- _WRITTEN INSTRUCTION_: Transcribe the records in full, keeping every character as it is.

- _Saved entries_:
--------------------

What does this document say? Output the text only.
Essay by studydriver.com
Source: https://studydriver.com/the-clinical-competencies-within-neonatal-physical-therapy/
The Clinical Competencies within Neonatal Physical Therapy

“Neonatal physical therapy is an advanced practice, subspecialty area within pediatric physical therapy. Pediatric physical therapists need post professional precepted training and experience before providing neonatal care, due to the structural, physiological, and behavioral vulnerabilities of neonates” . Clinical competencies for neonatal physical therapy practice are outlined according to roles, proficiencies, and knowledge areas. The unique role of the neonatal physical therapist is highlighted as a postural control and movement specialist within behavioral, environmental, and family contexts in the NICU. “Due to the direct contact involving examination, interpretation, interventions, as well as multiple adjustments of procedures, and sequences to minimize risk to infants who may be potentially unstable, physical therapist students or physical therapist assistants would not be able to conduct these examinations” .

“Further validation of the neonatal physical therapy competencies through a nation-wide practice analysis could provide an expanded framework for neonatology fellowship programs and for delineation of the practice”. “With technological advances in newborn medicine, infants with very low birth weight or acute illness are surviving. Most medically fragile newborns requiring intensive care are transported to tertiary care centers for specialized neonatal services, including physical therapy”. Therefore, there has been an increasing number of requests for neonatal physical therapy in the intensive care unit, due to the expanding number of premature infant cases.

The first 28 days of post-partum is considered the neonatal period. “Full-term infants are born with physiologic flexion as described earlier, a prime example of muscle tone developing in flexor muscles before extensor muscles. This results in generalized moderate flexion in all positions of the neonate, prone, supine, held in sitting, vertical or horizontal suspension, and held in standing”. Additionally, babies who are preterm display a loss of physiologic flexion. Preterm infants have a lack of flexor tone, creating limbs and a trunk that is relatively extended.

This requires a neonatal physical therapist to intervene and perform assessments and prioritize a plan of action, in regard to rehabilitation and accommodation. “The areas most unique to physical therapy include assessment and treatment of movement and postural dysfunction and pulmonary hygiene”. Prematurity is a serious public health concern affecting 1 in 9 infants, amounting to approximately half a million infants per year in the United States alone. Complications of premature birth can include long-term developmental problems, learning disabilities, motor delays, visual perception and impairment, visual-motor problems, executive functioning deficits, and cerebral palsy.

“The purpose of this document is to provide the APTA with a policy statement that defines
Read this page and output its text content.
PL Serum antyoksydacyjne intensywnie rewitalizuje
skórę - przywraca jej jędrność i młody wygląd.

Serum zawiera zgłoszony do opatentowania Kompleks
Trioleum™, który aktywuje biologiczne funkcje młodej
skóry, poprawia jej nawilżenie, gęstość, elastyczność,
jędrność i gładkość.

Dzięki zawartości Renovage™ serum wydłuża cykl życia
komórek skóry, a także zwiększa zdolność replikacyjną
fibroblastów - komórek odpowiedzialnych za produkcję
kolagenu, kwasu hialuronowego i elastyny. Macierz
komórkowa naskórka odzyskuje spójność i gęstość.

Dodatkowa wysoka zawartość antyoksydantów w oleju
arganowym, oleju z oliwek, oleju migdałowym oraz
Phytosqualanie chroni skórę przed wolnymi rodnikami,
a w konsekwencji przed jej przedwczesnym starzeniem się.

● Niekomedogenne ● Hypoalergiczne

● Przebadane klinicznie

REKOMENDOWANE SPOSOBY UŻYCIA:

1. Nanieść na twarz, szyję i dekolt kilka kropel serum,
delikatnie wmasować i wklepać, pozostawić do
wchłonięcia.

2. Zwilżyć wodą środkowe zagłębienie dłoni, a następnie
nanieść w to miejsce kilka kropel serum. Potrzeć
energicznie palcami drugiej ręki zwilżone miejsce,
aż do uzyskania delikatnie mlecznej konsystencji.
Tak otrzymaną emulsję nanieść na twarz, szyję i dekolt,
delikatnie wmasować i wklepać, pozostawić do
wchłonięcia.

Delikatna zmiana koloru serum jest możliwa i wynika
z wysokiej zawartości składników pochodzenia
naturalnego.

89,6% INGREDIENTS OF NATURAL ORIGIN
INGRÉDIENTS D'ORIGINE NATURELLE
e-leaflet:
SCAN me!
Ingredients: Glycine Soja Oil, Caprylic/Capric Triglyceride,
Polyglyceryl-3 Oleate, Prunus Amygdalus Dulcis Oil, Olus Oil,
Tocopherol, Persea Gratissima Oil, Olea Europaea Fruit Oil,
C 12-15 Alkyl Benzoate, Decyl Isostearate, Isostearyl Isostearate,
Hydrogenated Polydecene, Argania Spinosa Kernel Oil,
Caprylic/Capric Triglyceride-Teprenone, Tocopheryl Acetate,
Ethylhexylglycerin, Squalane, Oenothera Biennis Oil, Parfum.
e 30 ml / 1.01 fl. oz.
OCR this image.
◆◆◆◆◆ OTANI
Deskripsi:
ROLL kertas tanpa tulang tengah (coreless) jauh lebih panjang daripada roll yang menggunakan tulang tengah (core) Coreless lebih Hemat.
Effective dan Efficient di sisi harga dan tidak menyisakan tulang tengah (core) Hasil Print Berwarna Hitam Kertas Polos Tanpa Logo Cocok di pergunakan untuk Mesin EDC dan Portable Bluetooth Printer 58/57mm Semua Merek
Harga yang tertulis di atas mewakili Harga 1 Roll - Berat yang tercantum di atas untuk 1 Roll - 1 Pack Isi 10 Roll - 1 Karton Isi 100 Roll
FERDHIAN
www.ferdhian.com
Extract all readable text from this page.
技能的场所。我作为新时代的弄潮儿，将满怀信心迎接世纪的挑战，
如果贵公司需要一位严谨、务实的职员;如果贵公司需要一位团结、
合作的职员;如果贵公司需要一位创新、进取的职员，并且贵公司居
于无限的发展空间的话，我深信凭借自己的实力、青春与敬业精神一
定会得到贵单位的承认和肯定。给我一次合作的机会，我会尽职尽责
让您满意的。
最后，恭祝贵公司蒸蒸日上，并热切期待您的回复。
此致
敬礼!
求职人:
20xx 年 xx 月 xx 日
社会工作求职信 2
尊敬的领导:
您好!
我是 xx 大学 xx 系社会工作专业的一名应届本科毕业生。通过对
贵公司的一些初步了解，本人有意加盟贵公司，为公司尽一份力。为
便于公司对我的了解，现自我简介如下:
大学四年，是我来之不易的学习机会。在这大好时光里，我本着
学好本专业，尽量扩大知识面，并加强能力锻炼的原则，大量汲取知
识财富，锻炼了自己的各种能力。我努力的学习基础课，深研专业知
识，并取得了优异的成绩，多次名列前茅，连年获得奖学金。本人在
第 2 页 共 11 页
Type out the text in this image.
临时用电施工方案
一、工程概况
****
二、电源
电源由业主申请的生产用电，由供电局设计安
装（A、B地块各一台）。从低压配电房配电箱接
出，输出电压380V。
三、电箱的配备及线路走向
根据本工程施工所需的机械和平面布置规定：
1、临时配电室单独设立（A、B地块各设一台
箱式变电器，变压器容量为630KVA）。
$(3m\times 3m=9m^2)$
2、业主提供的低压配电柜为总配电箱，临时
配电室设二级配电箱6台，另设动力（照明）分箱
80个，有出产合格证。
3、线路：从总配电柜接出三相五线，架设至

--------------------

- _RESULT FOR THIS EXERCISE_:
What does this document say? Output the text only.
Essay by studydriver.com
Source: https://studydriver.com/the-clinical-competencies-within-neonatal-physical-therapy/
The Clinical Competencies within Neonatal Physical Therapy

“Neonatal physical therapy is an advanced practice, subspecialty area within pediatric physical therapy. Pediatric physical therapists need post professional precepted training and experience before providing neonatal care, due to the structural, physiological, and behavioral vulnerabilities of neonates” . Clinical competencies for neonatal physical therapy practice are outlined according to roles, proficiencies, and knowledge areas. The unique role of the neonatal physical therapist is highlighted as a postural control and movement specialist within behavioral, environmental, and family contexts in the NICU. “Due to the direct contact involving examination, interpretation, interventions, as well as multiple adjustments of procedures, and sequences to minimize risk to infants who may be potentially unstable, physical therapist students or physical therapist assistants would not be able to conduct these examinations” .

“Further validation of the neonatal physical therapy competencies through a nation-wide practice analysis could provide an expanded framework for neonatology fellowship programs and for delineation of the practice”. “With technological advances in newborn medicine, infants with very low birth weight or acute illness are surviving. Most medically fragile newborns requiring intensive care are transported to tertiary care centers for specialized neonatal services, including physical therapy”. Therefore, there has been an increasing number of requests for neonatal physical therapy in the intensive care unit, due to the expanding number of premature infant cases.

The first 28 days of post-partum is considered the neonatal period. “Full-term infants are born with physiologic flexion as described earlier, a prime example of muscle tone developing in flexor muscles before extensor muscles. This results in generalized moderate flexion in all positions of the neonate, prone, supine, held in sitting, vertical or horizontal suspension, and held in standing”. Additionally, babies who are preterm display a loss of physiologic flexion. Preterm infants have a lack of flexor tone, creating limbs and a trunk that is relatively extended.

This requires a neonatal physical therapist to intervene and perform assessments and prioritize a plan of action, in regard to rehabilitation and accommodation. “The areas most unique to physical therapy include assessment and treatment of movement and postural dysfunction and pulmonary hygiene”. Prematurity is a serious public health concern affecting 1 in 9 infants, amounting to approximately half a million infants per year in the United States alone. Complications of premature birth can include long-term developmental problems, learning disabilities, motor delays, visual perception and impairment, visual-motor problems, executive functioning deficits, and cerebral palsy.

“The purpose of this document is to provide the APTA with a policy statement that defines
Read this page and output its text content.
PL Serum antyoksydacyjne intensywnie rewitalizuje
skórę - przywraca jej jędrność i młody wygląd.

Serum zawiera zgłoszony do opatentowania Kompleks
Trioleum™, który aktywuje biologiczne funkcje młodej
skóry, poprawia jej nawilżenie, gęstość, elastyczność,
jędrność i gładkość.

Dzięki zawartości Renovage™ serum wydłuża cykl życia
komórek skóry, a także zwiększa zdolność replikacyjną
fibroblastów - komórek odpowiedzialnych za produkcję
kolagenu, kwasu hialuronowego i elastyny. Macierz
komórkowa naskórka odzyskuje spójność i gęstość.

Dodatkowa wysoka zawartość antyoksydantów w oleju
arganowym, oleju z oliwek, oleju migdałowym oraz
Phytosqualanie chroni skórę przed wolnymi rodnikami,
a w konsekwencji przed jej przedwczesnym starzeniem się.

● Niekomedogenne ● Hypoalergiczne

● Przebadane klinicznie

REKOMENDOWANE SPOSOBY UŻYCIA:

1. Nanieść na twarz, szyję i dekolt kilka kropel serum,
delikatnie wmasować i wklepać, pozostawić do
wchłonięcia.

2. Zwilżyć wodą środkowe zagłębienie dłoni, a następnie
nanieść w to miejsce kilka kropel serum. Potrzeć
energicznie palcami drugiej ręki zwilżone miejsce,
aż do uzyskania delikatnie mlecznej konsystencji.
Tak otrzymaną emulsję nanieść na twarz, szyję i dekolt,
delikatnie wmasować i wklepać, pozostawić do
wchłonięcia.

Delikatna zmiana koloru serum jest możliwa i wynika
z wysokiej zawartości składników pochodzenia
naturalnego.

89,6% INGREDIENTS OF NATURAL ORIGIN
INGRÉDIENTS D'ORIGINE NATURELLE
e-leaflet:
SCAN me!
Ingredients: Glycine Soja Oil, Caprylic/Capric Triglyceride,
Polyglyceryl-3 Oleate, Prunus Amygdalus Dulcis Oil, Olus Oil,
Tocopherol, Persea Gratissima Oil, Olea Europaea Fruit Oil,
C 12-15 Alkyl Benzoate, Decyl Isostearate, Isostearyl Isostearate,
Hydrogenated Polydecene, Argania Spinosa Kernel Oil,
Caprylic/Capric Triglyceride-Teprenone, Tocopheryl Acetate,
Ethylhexylglycerin, Squalane, Oenothera Biennis Oil, Parfum.
e 30 ml / 1.01 fl. oz.
OCR this image.
◆◆◆◆◆ OTANI
Deskripsi:
ROLL kertas tanpa tulang tengah (coreless) jauh lebih panjang daripada roll yang menggunakan tulang tengah (core) Coreless lebih Hemat.
Effective dan Efficient di sisi harga dan tidak menyisakan tulang tengah (core) Hasil Print Berwarna Hitam Kertas Polos Tanpa Logo Cocok di pergunakan untuk Mesin EDC dan Portable Bluetooth Printer 58/57mm Semua Merek
Harga yang tertulis di atas mewakili Harga 1 Roll - Berat yang tercantum di atas untuk 1 Roll - 1 Pack Isi 10 Roll - 1 Karton Isi 100 Roll
FERDHIAN
www.ferdhian.com
Extract all readable text from this page.
技能的场所。我作为新时代的弄潮儿，将满怀信心迎接世纪的挑战，
如果贵公司需要一位严谨、务实的职员;如果贵公司需要一位团结、
合作的职员;如果贵公司需要一位创新、进取的职员，并且贵公司居
于无限的发展空间的话，我深信凭借自己的实力、青春与敬业精神一
定会得到贵单位的承认和肯定。给我一次合作的机会，我会尽职尽责
让您满意的。
最后，恭祝贵公司蒸蒸日上，并热切期待您的回复。
此致
敬礼!
求职人:
20xx 年 xx 月 xx 日
社会工作求职信 2
尊敬的领导:
您好!
我是 xx 大学 xx 系社会工作专业的一名应届本科毕业生。通过对
贵公司的一些初步了解，本人有意加盟贵公司，为公司尽一份力。为
便于公司对我的了解，现自我简介如下:
大学四年，是我来之不易的学习机会。在这大好时光里，我本着
学好本专业，尽量扩大知识面，并加强能力锻炼的原则，大量汲取知
识财富，锻炼了自己的各种能力。我努力的学习基础课，深研专业知
识，并取得了优异的成绩，多次名列前茅，连年获得奖学金。本人在
第 2 页 共 11 页
Type out the text in this image.
临时用电施工方案
一、工程概况
****
二、电源
电源由业主申请的生产用电，由供电局设计安
装（A、B地块各一台）。从低压配电房配电箱接
出，输出电压380V。
三、电箱的配备及线路走向
根据本工程施工所需的机械和平面布置规定：
1、临时配电室单独设立（A、B地块各设一台
箱式变电器，变压器容量为630KVA）。
$(3m\times 3m=9m^2)$
2、业主提供的低压配电柜为总配电箱，临时
配电室设二级配电箱6台，另设动力（照明）分箱
80个，有出产合格证。
3、线路：从总配电柜接出三相五线，架设至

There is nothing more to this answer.